§ **Stored data**:
────────────────
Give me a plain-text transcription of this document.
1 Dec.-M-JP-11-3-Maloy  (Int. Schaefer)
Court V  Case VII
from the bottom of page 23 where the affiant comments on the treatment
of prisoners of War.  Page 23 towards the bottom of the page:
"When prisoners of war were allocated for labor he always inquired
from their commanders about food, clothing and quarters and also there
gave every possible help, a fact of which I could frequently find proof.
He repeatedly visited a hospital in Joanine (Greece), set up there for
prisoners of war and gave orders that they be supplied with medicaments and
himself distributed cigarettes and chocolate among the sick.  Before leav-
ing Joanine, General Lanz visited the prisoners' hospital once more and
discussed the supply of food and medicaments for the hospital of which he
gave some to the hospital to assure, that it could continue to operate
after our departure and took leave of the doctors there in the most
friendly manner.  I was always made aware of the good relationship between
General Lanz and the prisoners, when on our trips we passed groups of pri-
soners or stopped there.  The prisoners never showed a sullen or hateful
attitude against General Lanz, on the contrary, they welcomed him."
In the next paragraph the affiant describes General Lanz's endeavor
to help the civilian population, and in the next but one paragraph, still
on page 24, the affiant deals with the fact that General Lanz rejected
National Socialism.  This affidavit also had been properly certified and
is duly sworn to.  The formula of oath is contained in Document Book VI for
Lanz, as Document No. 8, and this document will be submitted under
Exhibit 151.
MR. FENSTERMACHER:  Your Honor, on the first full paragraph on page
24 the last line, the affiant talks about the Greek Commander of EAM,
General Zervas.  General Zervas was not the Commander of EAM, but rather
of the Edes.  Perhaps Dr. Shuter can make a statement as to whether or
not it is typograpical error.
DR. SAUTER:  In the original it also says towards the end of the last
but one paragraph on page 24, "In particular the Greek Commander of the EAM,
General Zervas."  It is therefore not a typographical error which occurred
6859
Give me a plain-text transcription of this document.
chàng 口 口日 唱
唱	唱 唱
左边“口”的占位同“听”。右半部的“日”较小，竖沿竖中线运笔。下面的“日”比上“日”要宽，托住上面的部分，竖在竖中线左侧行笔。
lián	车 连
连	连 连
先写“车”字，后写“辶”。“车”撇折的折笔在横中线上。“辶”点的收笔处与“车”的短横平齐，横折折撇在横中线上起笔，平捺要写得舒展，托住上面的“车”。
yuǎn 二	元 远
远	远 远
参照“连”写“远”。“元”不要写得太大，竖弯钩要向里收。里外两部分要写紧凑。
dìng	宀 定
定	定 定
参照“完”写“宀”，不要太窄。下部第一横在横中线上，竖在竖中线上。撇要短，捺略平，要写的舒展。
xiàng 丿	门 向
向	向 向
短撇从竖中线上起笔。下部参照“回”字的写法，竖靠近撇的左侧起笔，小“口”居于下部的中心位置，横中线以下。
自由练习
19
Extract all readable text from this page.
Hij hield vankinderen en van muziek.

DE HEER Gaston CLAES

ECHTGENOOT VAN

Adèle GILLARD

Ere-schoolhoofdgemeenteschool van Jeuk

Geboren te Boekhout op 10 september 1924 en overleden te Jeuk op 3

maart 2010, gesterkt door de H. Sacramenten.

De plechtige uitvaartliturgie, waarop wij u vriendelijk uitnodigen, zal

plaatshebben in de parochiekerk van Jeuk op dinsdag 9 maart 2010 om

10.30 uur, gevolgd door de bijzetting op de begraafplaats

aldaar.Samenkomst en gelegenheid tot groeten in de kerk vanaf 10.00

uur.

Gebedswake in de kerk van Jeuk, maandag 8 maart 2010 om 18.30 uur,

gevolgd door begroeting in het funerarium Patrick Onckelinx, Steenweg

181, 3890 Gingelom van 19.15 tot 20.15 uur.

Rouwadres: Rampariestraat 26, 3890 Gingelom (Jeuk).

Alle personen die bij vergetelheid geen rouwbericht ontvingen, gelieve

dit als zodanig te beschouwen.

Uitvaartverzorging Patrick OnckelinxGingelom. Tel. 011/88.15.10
────────────────
§ **Direction**: The records above are to be repeated exactly, in their entirety.

§ **Result of the task**:
Give me a plain-text transcription of this document.
1 Dec.-M-JP-11-3-Maloy  (Int. Schaefer)
Court V  Case VII
from the bottom of page 23 where the affiant comments on the treatment
of prisoners of War.  Page 23 towards the bottom of the page:
"When prisoners of war were allocated for labor he always inquired
from their commanders about food, clothing and quarters and also there
gave every possible help, a fact of which I could frequently find proof.
He repeatedly visited a hospital in Joanine (Greece), set up there for
prisoners of war and gave orders that they be supplied with medicaments and
himself distributed cigarettes and chocolate among the sick.  Before leav-
ing Joanine, General Lanz visited the prisoners' hospital once more and
discussed the supply of food and medicaments for the hospital of which he
gave some to the hospital to assure, that it could continue to operate
after our departure and took leave of the doctors there in the most
friendly manner.  I was always made aware of the good relationship between
General Lanz and the prisoners, when on our trips we passed groups of pri-
soners or stopped there.  The prisoners never showed a sullen or hateful
attitude against General Lanz, on the contrary, they welcomed him."
In the next paragraph the affiant describes General Lanz's endeavor
to help the civilian population, and in the next but one paragraph, still
on page 24, the affiant deals with the fact that General Lanz rejected
National Socialism.  This affidavit also had been properly certified and
is duly sworn to.  The formula of oath is contained in Document Book VI for
Lanz, as Document No. 8, and this document will be submitted under
Exhibit 151.
MR. FENSTERMACHER:  Your Honor, on the first full paragraph on page
24 the last line, the affiant talks about the Greek Commander of EAM,
General Zervas.  General Zervas was not the Commander of EAM, but rather
of the Edes.  Perhaps Dr. Shuter can make a statement as to whether or
not it is typograpical error.
DR. SAUTER:  In the original it also says towards the end of the last
but one paragraph on page 24, "In particular the Greek Commander of the EAM,
General Zervas."  It is therefore not a typographical error which occurred
6859
Give me a plain-text transcription of this document.
chàng 口 口日 唱
唱	唱 唱
左边“口”的占位同“听”。右半部的“日”较小，竖沿竖中线运笔。下面的“日”比上“日”要宽，托住上面的部分，竖在竖中线左侧行笔。
lián	车 连
连	连 连
先写“车”字，后写“辶”。“车”撇折的折笔在横中线上。“辶”点的收笔处与“车”的短横平齐，横折折撇在横中线上起笔，平捺要写得舒展，托住上面的“车”。
yuǎn 二	元 远
远	远 远
参照“连”写“远”。“元”不要写得太大，竖弯钩要向里收。里外两部分要写紧凑。
dìng	宀 定
定	定 定
参照“完”写“宀”，不要太窄。下部第一横在横中线上，竖在竖中线上。撇要短，捺略平，要写的舒展。
xiàng 丿	门 向
向	向 向
短撇从竖中线上起笔。下部参照“回”字的写法，竖靠近撇的左侧起笔，小“口”居于下部的中心位置，横中线以下。
自由练习
19
Extract all readable text from this page.
Hij hield vankinderen en van muziek.

DE HEER Gaston CLAES

ECHTGENOOT VAN

Adèle GILLARD

Ere-schoolhoofdgemeenteschool van Jeuk

Geboren te Boekhout op 10 september 1924 en overleden te Jeuk op 3

maart 2010, gesterkt door de H. Sacramenten.

De plechtige uitvaartliturgie, waarop wij u vriendelijk uitnodigen, zal

plaatshebben in de parochiekerk van Jeuk op dinsdag 9 maart 2010 om

10.30 uur, gevolgd door de bijzetting op de begraafplaats

aldaar.Samenkomst en gelegenheid tot groeten in de kerk vanaf 10.00

uur.

Gebedswake in de kerk van Jeuk, maandag 8 maart 2010 om 18.30 uur,

gevolgd door begroeting in het funerarium Patrick Onckelinx, Steenweg

181, 3890 Gingelom van 19.15 tot 20.15 uur.

Rouwadres: Rampariestraat 26, 3890 Gingelom (Jeuk).

Alle personen die bij vergetelheid geen rouwbericht ontvingen, gelieve

dit als zodanig te beschouwen.

Uitvaartverzorging Patrick OnckelinxGingelom. Tel. 011/88.15.10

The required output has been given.